El 'New York Times' quiere otorgar ‘derechos’ a los ríos
El medio estadounidense redobla su apuesta por humanizar la naturaleza, otorgándole derechos, sentimientos y hasta representación legal. Sin embargo, todo parece indicar que hay una intención política detrás de sus expresiones.

New York Times
El New York Times (NYT) publicó recientemente un artículo de opinión, firmado por el poeta Robert Macfarlane, que apela más a la sensibilidad que a la razón. Bajo un tono poético y casi espiritual, celebra la remoción de cuatro represas en el río Klamath, en California, describiendo cómo “una explosión de amapolas, vara de oro y otras plantas nativas” marcó la primera primavera tras lo que llama la "liberación" del río. Como si se tratara de un prisionero político, el Klamath fue “desencarcelado” de sus diques, y ahora –según el NYT– comienza un proceso de sanación casi milagroso.
________
* Trabajo por hacer *
**a.** Indica si cada afirmación coincide con el fragmento y cita las palabras que lo deciden: (i) el artículo de opinión lo firma el poeta Robert Macfarlane; (ii) se retiraron tres represas del río Klamath; (iii) el río Klamath está en Oregón.
**b.** Según el fragmento, ¿qué marcó la primera primavera tras la "liberación" del río?
**c.** Reproduce el fragmento desde "El 'New York" hasta "sanación casi milagroso.".

* Datos proporcionados *
________
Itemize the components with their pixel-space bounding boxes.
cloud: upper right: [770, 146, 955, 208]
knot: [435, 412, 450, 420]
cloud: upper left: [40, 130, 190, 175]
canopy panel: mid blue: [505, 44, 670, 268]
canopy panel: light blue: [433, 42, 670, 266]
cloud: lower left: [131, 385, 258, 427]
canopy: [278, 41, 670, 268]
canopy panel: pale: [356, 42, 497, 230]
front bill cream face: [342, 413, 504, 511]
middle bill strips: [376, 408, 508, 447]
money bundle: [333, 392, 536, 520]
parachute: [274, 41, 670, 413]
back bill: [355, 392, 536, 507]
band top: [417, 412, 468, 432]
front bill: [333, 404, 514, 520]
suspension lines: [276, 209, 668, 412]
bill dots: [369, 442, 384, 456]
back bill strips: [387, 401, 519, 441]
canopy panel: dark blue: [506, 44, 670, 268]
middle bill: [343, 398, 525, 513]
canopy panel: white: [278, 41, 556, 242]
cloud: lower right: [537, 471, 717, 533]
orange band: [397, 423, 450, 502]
________
* Soluciones por tarea *
**a.** (i) Sí: «firmado por el poeta Robert Macfarlane». (ii) No: «la remoción de cuatro represas en el río Klamath». (iii) No: «en el río Klamath, en California».

**b.** Una explosión de amapolas, vara de oro y otras plantas nativas.

**c.**
El 'New York Times' quiere otorgar ‘derechos’ a los ríos
El medio estadounidense redobla su apuesta por humanizar la naturaleza, otorgándole derechos, sentimientos y hasta representación legal. Sin embargo, todo parece indicar que hay una intención política detrás de sus expresiones.

New York Times
El New York Times (NYT) publicó recientemente un artículo de opinión, firmado por el poeta Robert Macfarlane, que apela más a la sensibilidad que a la razón. Bajo un tono poético y casi espiritual, celebra la remoción de cuatro represas en el río Klamath, en California, describiendo cómo “una explosión de amapolas, vara de oro y otras plantas nativas” marcó la primera primavera tras lo que llama la "liberación" del río. Como si se tratara de un prisionero político, el Klamath fue “desencarcelado” de sus diques, y ahora –según el NYT– comienza un proceso de sanación casi milagroso.